**Given data:**
^^^^^^^^

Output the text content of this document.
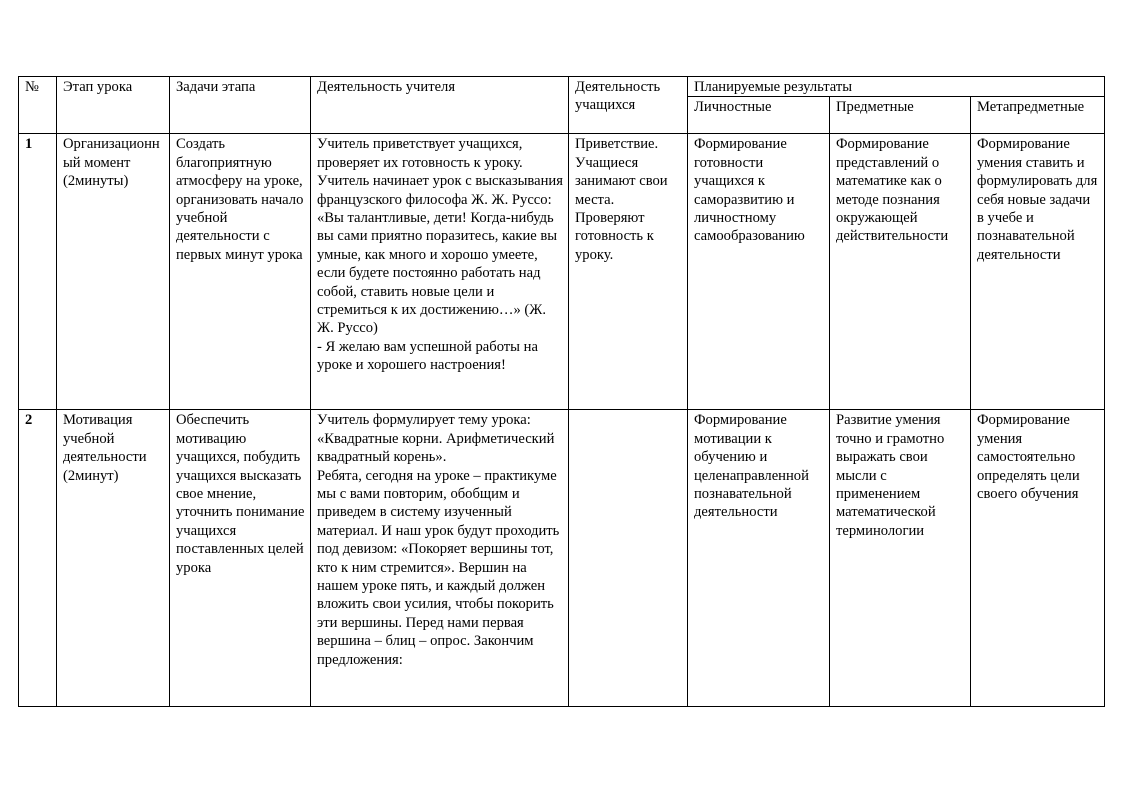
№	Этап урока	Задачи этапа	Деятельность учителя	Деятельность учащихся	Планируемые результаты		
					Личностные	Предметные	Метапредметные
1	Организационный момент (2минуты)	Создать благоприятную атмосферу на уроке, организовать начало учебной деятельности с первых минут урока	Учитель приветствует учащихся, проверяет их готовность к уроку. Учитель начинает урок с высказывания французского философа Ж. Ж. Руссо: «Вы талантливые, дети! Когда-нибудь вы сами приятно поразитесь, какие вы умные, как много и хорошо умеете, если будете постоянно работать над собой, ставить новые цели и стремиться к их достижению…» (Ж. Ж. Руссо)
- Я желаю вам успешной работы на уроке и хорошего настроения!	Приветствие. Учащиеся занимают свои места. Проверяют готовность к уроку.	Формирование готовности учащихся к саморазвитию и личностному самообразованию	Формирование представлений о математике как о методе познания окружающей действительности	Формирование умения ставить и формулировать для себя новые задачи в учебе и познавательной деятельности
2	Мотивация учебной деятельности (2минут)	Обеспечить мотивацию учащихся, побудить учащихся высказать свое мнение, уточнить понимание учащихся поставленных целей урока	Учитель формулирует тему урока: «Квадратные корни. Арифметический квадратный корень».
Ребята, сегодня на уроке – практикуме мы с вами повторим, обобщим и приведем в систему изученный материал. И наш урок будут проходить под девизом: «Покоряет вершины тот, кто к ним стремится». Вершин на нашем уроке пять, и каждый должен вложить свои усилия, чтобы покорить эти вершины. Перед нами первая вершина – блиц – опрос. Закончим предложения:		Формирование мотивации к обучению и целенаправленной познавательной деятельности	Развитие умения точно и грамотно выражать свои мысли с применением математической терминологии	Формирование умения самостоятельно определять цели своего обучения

^^^^^^^^

**Task:**
From the entries above, return each line with the word "умения" in it.

**Task response:**
- Я желаю вам успешной работы на уроке и хорошего настроения!	Приветствие. Учащиеся занимают свои места. Проверяют готовность к уроку.	Формирование готовности учащихся к саморазвитию и личностному самообразованию	Формирование представлений о математике как о методе познания окружающей действительности	Формирование умения ставить и формулировать для себя новые задачи в учебе и познавательной деятельности
Ребята, сегодня на уроке – практикуме мы с вами повторим, обобщим и приведем в систему изученный материал. И наш урок будут проходить под девизом: «Покоряет вершины тот, кто к ним стремится». Вершин на нашем уроке пять, и каждый должен вложить свои усилия, чтобы покорить эти вершины. Перед нами первая вершина – блиц – опрос. Закончим предложения:		Формирование мотивации к обучению и целенаправленной познавательной деятельности	Развитие умения точно и грамотно выражать свои мысли с применением математической терминологии	Формирование умения самостоятельно определять цели своего обучения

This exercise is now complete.